[Dataset records]
— begin —

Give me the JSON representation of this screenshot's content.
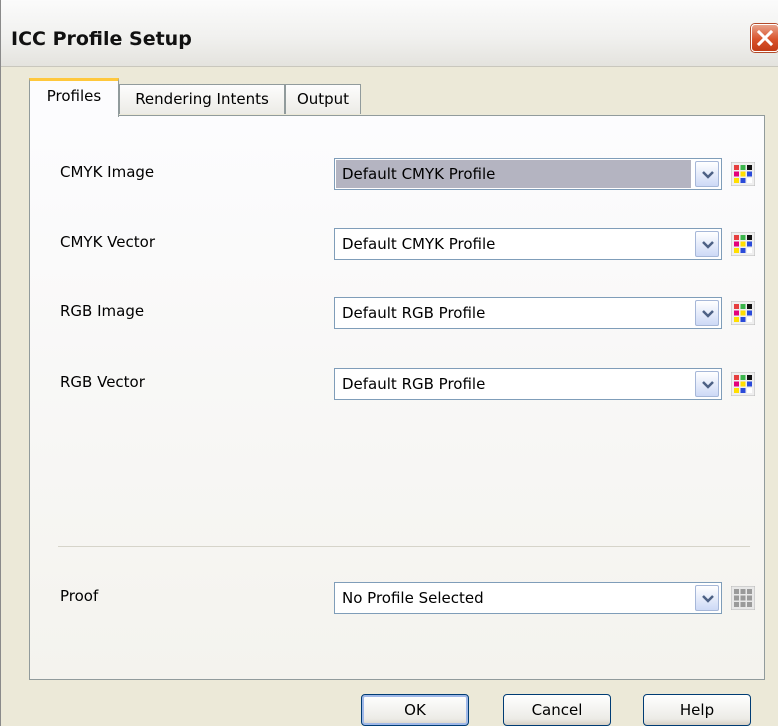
{
  "window": {
    "title": "ICC Profile Setup"
  },
  "tabs": [
    {
      "label": "Profiles",
      "active": true
    },
    {
      "label": "Rendering Intents",
      "active": false
    },
    {
      "label": "Output",
      "active": false
    }
  ],
  "rows": [
    {
      "label": "CMYK Image",
      "value": "Default CMYK Profile"
    },
    {
      "label": "CMYK Vector",
      "value": "Default CMYK Profile"
    },
    {
      "label": "RGB Image",
      "value": "Default RGB Profile"
    },
    {
      "label": "RGB Vector",
      "value": "Default RGB Profile"
    }
  ],
  "proof": {
    "label": "Proof",
    "value": "No Profile Selected"
  },
  "buttons": {
    "ok": "OK",
    "cancel": "Cancel",
    "help": "Help"
  }
}
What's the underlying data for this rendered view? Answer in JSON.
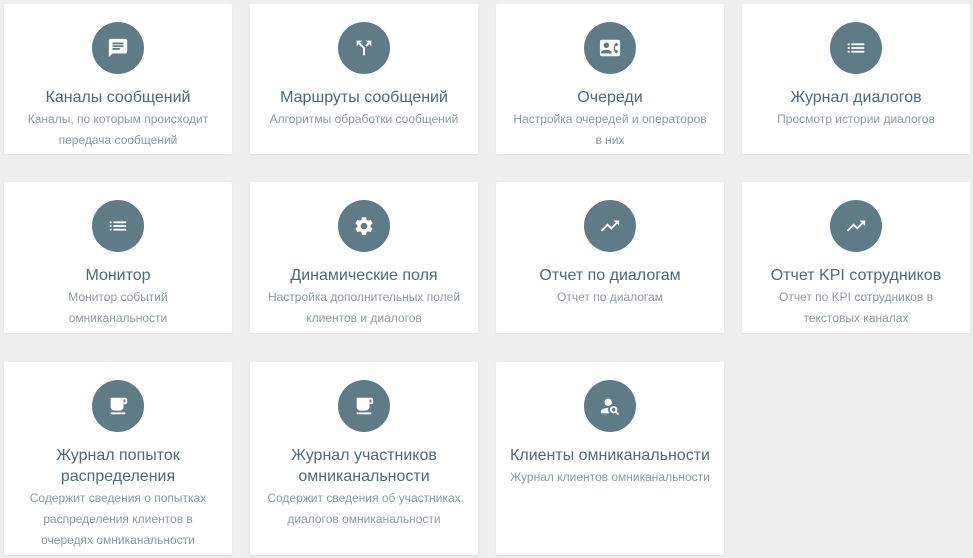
{
  "colors": {
    "background": "#eeeeee",
    "card": "#ffffff",
    "icon_bg": "#5f7b86",
    "title": "#4d6a76",
    "description": "#8a9aa0"
  },
  "cards": [
    {
      "title": "Каналы сообщений",
      "description": "Каналы, по которым происходит передача сообщений",
      "icon": "message-icon"
    },
    {
      "title": "Маршруты сообщений",
      "description": "Алгоритмы обработки сообщений",
      "icon": "route-split-icon"
    },
    {
      "title": "Очереди",
      "description": "Настройка очередей и операторов в них",
      "icon": "contact-card-icon"
    },
    {
      "title": "Журнал диалогов",
      "description": "Просмотр истории диалогов",
      "icon": "list-icon"
    },
    {
      "title": "Монитор",
      "description": "Монитор событий омниканальности",
      "icon": "list-icon"
    },
    {
      "title": "Динамические поля",
      "description": "Настройка дополнительных полей клиентов и диалогов",
      "icon": "gear-icon"
    },
    {
      "title": "Отчет по диалогам",
      "description": "Отчет по диалогам",
      "icon": "trending-up-icon"
    },
    {
      "title": "Отчет KPI сотрудников",
      "description": "Отчет по KPI сотрудников в текстовых каналах",
      "icon": "trending-up-icon"
    },
    {
      "title": "Журнал попыток распределения",
      "description": "Содержит сведения о попытках распределения клиентов в очередях омниканальности",
      "icon": "coffee-cup-icon"
    },
    {
      "title": "Журнал участников омниканальности",
      "description": "Содержит сведения об участниках диалогов омниканальности",
      "icon": "coffee-cup-icon"
    },
    {
      "title": "Клиенты омниканальности",
      "description": "Журнал клиентов омниканальности",
      "icon": "person-search-icon"
    }
  ]
}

— end —

Using the records given above, list every line that includes the word "this".

- _Final answer_
Give me the JSON representation of this screenshot's content.
What's the underlying data for this rendered view? Answer in JSON.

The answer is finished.